Please output the records below in full, exactly as given, but without the images.
# Information given start
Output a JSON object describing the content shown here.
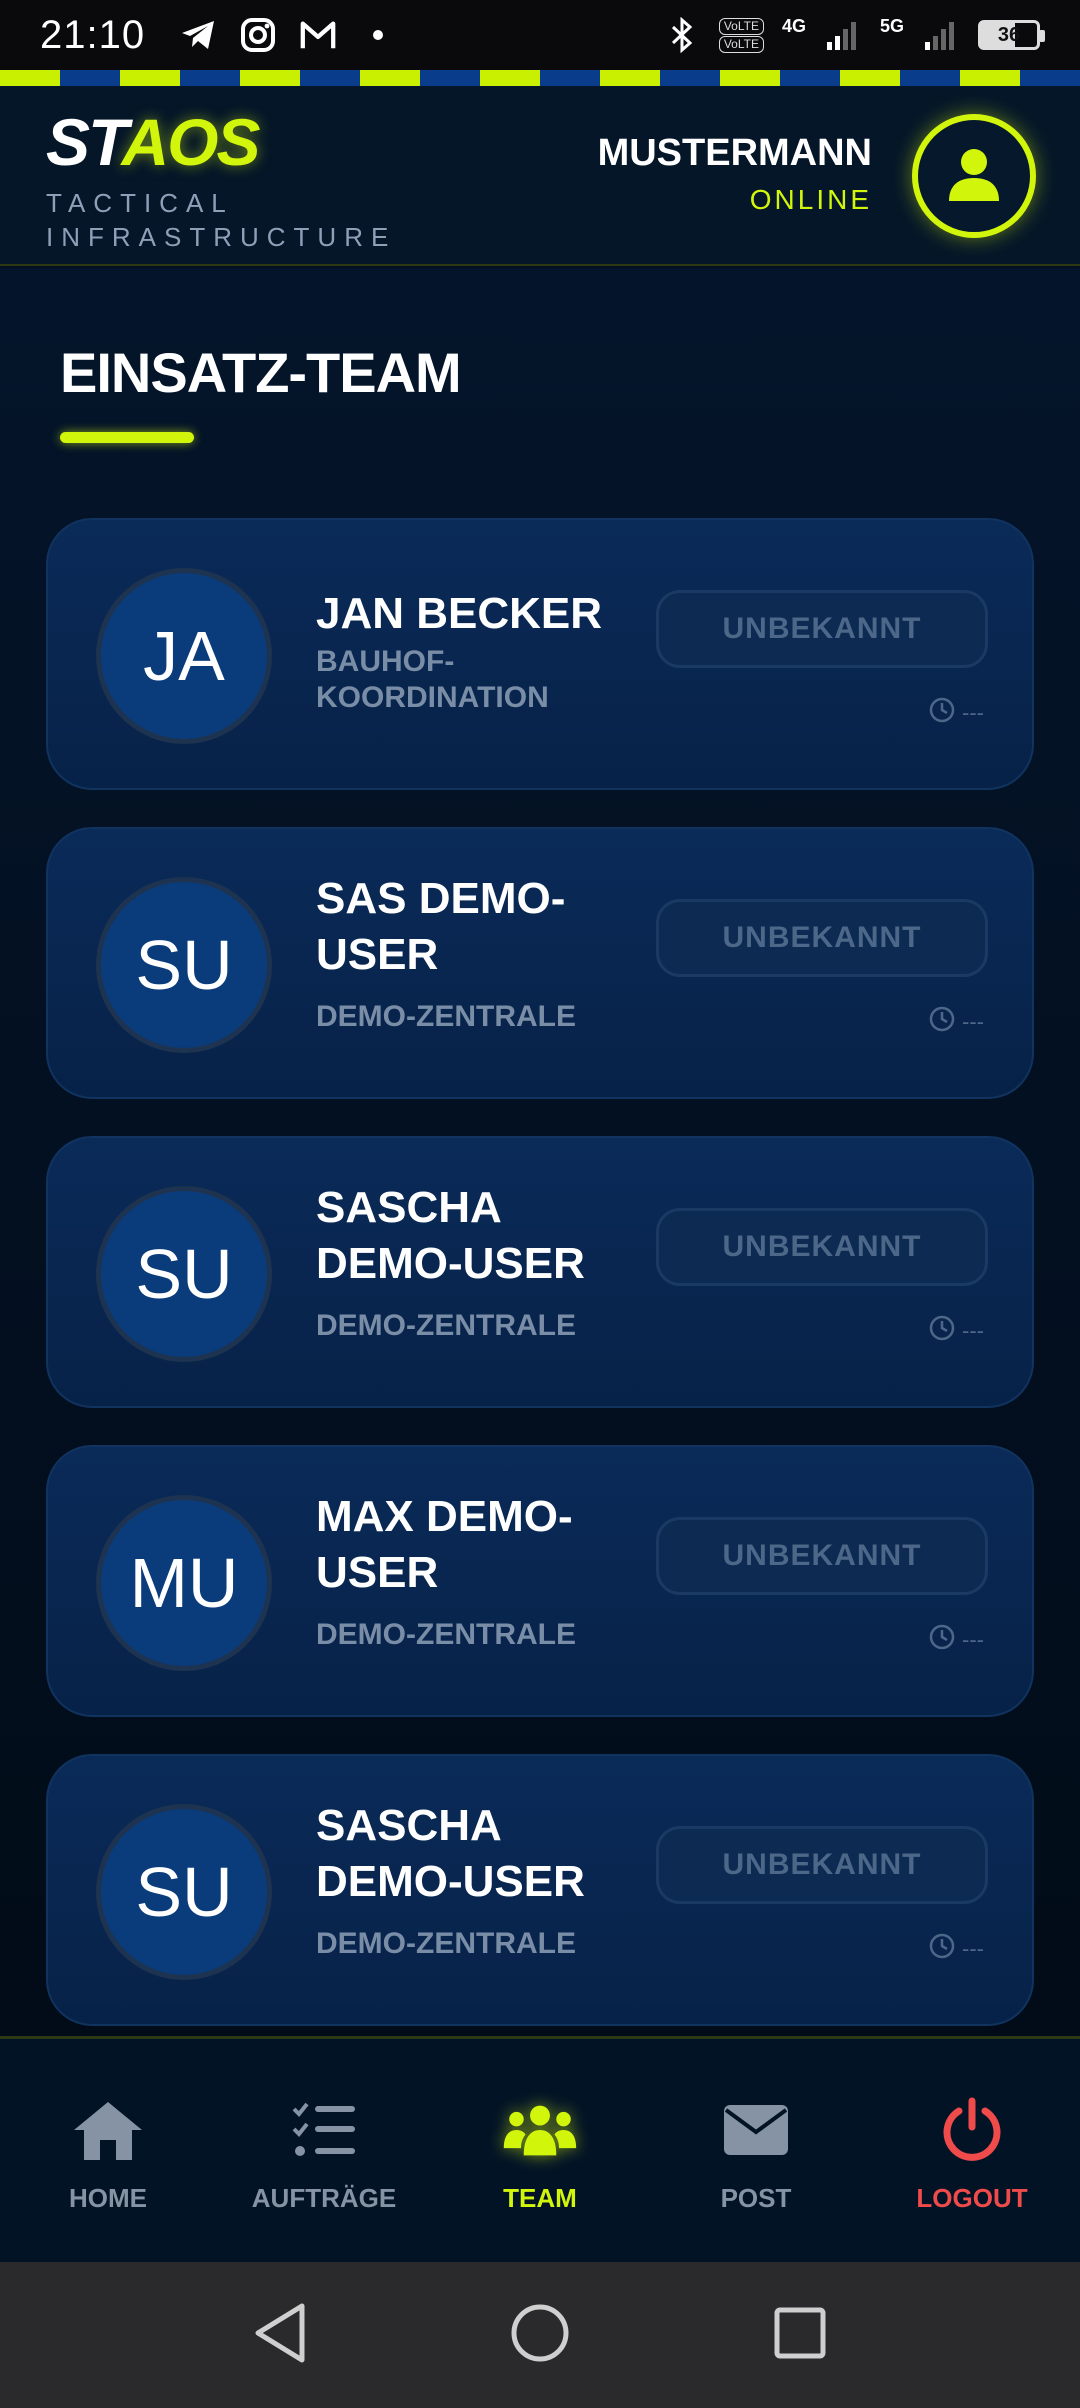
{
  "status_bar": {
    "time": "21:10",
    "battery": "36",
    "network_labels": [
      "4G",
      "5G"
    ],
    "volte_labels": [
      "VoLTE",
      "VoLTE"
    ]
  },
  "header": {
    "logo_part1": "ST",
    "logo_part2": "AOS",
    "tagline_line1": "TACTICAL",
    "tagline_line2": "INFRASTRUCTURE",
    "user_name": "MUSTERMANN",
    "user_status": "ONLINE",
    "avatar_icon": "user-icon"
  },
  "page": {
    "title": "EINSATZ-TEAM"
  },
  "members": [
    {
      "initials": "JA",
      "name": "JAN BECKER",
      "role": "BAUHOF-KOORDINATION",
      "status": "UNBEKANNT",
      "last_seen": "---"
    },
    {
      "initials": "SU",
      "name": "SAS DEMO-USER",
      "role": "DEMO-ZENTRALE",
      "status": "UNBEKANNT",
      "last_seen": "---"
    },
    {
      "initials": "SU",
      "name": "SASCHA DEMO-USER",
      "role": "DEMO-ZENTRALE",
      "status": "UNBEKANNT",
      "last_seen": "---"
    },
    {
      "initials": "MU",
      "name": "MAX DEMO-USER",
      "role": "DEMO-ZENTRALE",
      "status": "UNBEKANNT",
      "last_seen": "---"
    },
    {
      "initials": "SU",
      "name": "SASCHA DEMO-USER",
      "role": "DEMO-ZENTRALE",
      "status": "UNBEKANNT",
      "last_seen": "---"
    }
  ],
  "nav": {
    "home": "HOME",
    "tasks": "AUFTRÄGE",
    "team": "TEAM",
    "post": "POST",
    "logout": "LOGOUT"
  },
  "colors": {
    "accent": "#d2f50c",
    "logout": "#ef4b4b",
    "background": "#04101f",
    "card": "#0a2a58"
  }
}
# Information given end
Task response:
Output a JSON object describing the content shown here.
{
  "status_bar": {
    "time": "21:10",
    "battery": "36",
    "network_labels": [
      "4G",
      "5G"
    ],
    "volte_labels": [
      "VoLTE",
      "VoLTE"
    ]
  },
  "header": {
    "logo_part1": "ST",
    "logo_part2": "AOS",
    "tagline_line1": "TACTICAL",
    "tagline_line2": "INFRASTRUCTURE",
    "user_name": "MUSTERMANN",
    "user_status": "ONLINE",
    "avatar_icon": "user-icon"
  },
  "page": {
    "title": "EINSATZ-TEAM"
  },
  "members": [
    {
      "initials": "JA",
      "name": "JAN BECKER",
      "role": "BAUHOF-KOORDINATION",
      "status": "UNBEKANNT",
      "last_seen": "---"
    },
    {
      "initials": "SU",
      "name": "SAS DEMO-USER",
      "role": "DEMO-ZENTRALE",
      "status": "UNBEKANNT",
      "last_seen": "---"
    },
    {
      "initials": "SU",
      "name": "SASCHA DEMO-USER",
      "role": "DEMO-ZENTRALE",
      "status": "UNBEKANNT",
      "last_seen": "---"
    },
    {
      "initials": "MU",
      "name": "MAX DEMO-USER",
      "role": "DEMO-ZENTRALE",
      "status": "UNBEKANNT",
      "last_seen": "---"
    },
    {
      "initials": "SU",
      "name": "SASCHA DEMO-USER",
      "role": "DEMO-ZENTRALE",
      "status": "UNBEKANNT",
      "last_seen": "---"
    }
  ],
  "nav": {
    "home": "HOME",
    "tasks": "AUFTRÄGE",
    "team": "TEAM",
    "post": "POST",
    "logout": "LOGOUT"
  },
  "colors": {
    "accent": "#d2f50c",
    "logout": "#ef4b4b",
    "background": "#04101f",
    "card": "#0a2a58"
  }
}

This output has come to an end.